* Stated goal *
Every record below should be transcribed exactly. Omit the images.

Extracted data entries

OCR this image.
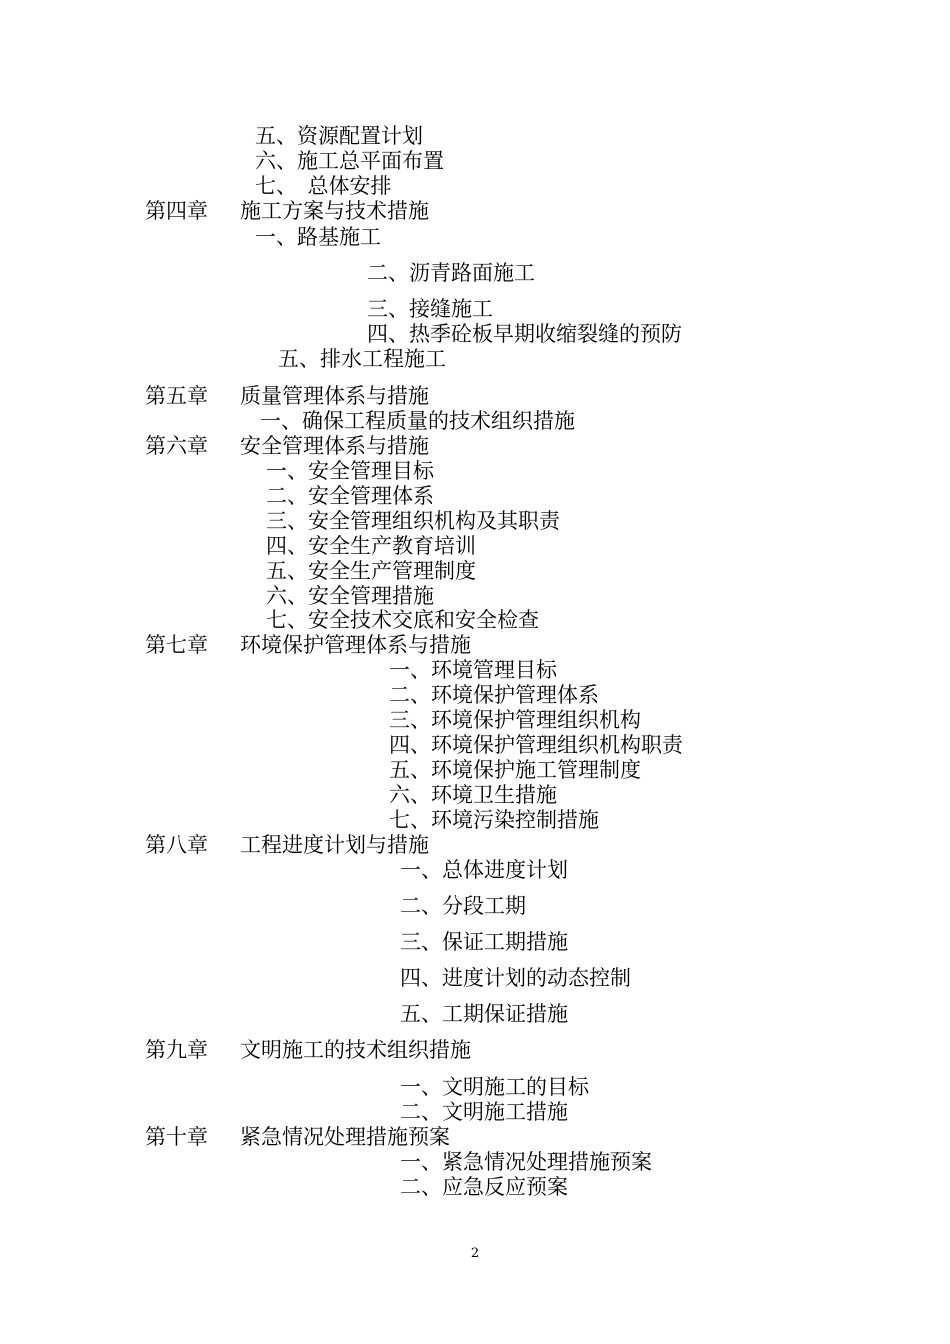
五、资源配置计划
六、施工总平面布置
七、　总体安排
第四章 施工方案与技术措施
一、路基施工
二、沥青路面施工
三、接缝施工
四、热季砼板早期收缩裂缝的预防
五、排水工程施工
第五章 质量管理体系与措施
一、确保工程质量的技术组织措施
第六章 安全管理体系与措施
一、安全管理目标
二、安全管理体系
三、安全管理组织机构及其职责
四、安全生产教育培训
五、安全生产管理制度
六、安全管理措施
七、安全技术交底和安全检查
第七章 环境保护管理体系与措施
一、环境管理目标
二、环境保护管理体系
三、环境保护管理组织机构
四、环境保护管理组织机构职责
五、环境保护施工管理制度
六、环境卫生措施
七、环境污染控制措施
第八章 工程进度计划与措施
一、总体进度计划
二、分段工期
三、保证工期措施
四、进度计划的动态控制
五、工期保证措施
第九章 文明施工的技术组织措施
一、文明施工的目标
二、文明施工措施
第十章 紧急情况处理措施预案
一、紧急情况处理措施预案
二、应急反应预案
2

* Task response *
OCR this image.
五、资源配置计划
六、施工总平面布置
七、　总体安排
第四章 施工方案与技术措施
一、路基施工
二、沥青路面施工
三、接缝施工
四、热季砼板早期收缩裂缝的预防
五、排水工程施工
第五章 质量管理体系与措施
一、确保工程质量的技术组织措施
第六章 安全管理体系与措施
一、安全管理目标
二、安全管理体系
三、安全管理组织机构及其职责
四、安全生产教育培训
五、安全生产管理制度
六、安全管理措施
七、安全技术交底和安全检查
第七章 环境保护管理体系与措施
一、环境管理目标
二、环境保护管理体系
三、环境保护管理组织机构
四、环境保护管理组织机构职责
五、环境保护施工管理制度
六、环境卫生措施
七、环境污染控制措施
第八章 工程进度计划与措施
一、总体进度计划
二、分段工期
三、保证工期措施
四、进度计划的动态控制
五、工期保证措施
第九章 文明施工的技术组织措施
一、文明施工的目标
二、文明施工措施
第十章 紧急情况处理措施预案
一、紧急情况处理措施预案
二、应急反应预案
2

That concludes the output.